INSTRUCTIONS FOR THE TASK
Scan the listing below for "Brutto", then report every line that has it.

BEGIN GIVEN DATA

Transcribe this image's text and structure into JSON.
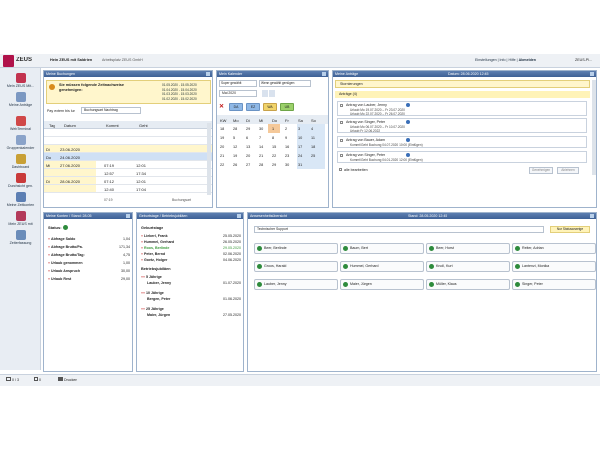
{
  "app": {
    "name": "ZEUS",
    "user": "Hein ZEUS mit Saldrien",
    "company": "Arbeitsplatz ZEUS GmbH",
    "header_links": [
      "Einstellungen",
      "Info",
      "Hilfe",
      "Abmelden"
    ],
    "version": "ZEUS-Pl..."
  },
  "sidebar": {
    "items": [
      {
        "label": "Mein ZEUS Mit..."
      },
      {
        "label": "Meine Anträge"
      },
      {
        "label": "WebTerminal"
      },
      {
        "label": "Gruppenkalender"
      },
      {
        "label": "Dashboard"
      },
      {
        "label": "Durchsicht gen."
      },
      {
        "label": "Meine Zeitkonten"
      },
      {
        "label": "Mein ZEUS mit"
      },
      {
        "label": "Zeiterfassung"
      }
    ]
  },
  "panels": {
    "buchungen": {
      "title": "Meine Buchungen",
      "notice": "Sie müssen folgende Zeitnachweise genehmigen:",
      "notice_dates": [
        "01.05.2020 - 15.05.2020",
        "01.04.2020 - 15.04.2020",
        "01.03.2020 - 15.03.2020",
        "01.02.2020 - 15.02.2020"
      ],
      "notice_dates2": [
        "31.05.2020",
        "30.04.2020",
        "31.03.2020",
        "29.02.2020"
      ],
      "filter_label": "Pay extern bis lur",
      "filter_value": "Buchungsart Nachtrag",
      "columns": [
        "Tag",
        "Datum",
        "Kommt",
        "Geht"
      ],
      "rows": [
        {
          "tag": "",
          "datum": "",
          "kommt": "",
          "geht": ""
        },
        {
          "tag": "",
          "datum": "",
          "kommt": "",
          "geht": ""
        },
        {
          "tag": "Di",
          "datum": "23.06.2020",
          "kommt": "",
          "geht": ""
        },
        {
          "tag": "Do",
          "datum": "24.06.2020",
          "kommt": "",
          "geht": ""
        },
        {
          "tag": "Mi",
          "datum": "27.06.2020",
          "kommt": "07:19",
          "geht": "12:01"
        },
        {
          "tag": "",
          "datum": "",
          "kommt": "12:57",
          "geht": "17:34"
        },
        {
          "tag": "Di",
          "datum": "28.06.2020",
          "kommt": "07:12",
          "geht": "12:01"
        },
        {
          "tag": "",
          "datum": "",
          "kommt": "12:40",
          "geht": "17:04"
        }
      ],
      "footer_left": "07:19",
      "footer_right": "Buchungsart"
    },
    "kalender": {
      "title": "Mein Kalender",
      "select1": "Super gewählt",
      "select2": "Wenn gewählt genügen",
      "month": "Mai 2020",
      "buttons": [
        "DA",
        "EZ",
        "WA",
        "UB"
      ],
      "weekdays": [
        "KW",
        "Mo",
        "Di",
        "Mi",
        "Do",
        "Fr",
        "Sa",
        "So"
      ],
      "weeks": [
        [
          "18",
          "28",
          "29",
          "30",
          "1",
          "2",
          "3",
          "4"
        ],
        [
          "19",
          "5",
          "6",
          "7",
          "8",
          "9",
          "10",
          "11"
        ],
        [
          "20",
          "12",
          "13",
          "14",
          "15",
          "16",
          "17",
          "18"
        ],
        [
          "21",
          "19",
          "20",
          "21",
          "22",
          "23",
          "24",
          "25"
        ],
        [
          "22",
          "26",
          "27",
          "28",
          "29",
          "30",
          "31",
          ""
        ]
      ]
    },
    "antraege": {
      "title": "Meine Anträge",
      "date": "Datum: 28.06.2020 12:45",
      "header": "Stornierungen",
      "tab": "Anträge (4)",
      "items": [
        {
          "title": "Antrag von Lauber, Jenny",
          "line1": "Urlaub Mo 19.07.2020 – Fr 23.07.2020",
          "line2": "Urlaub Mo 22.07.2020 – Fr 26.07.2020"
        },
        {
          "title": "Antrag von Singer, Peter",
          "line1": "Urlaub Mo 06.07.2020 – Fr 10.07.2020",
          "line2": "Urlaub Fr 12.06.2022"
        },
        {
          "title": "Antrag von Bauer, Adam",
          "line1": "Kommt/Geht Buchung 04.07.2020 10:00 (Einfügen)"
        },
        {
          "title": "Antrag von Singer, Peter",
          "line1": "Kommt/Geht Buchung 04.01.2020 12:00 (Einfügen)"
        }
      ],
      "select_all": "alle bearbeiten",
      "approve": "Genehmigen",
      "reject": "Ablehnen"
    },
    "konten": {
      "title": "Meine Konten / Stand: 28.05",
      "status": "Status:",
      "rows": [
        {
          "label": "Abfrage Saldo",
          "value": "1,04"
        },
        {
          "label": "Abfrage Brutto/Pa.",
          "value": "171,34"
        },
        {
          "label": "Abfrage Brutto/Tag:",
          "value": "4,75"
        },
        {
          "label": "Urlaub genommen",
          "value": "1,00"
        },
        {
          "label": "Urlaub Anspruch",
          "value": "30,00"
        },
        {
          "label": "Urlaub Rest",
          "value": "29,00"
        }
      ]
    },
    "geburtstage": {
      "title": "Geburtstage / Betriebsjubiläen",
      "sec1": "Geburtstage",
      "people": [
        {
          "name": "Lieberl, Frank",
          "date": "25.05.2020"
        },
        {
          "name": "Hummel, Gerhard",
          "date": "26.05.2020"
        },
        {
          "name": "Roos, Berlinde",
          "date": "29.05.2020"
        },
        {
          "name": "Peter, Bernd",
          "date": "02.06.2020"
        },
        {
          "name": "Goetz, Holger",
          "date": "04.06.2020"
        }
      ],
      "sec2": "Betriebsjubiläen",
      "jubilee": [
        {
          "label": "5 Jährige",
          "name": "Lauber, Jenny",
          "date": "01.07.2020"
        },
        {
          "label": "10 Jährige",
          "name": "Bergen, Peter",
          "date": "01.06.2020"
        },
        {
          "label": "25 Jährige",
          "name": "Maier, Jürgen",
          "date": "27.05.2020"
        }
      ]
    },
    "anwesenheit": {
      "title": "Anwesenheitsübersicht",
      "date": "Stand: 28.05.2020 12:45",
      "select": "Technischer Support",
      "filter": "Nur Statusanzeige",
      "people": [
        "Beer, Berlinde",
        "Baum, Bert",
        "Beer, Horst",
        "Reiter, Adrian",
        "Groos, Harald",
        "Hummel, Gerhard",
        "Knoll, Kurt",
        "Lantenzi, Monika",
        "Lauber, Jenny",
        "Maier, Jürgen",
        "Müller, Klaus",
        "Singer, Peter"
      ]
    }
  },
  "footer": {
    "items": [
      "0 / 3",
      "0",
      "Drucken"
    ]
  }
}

END GIVEN DATA

RESPONSE AREA
          "label": "Abfrage Brutto/Pa.",
          "label": "Abfrage Brutto/Tag:",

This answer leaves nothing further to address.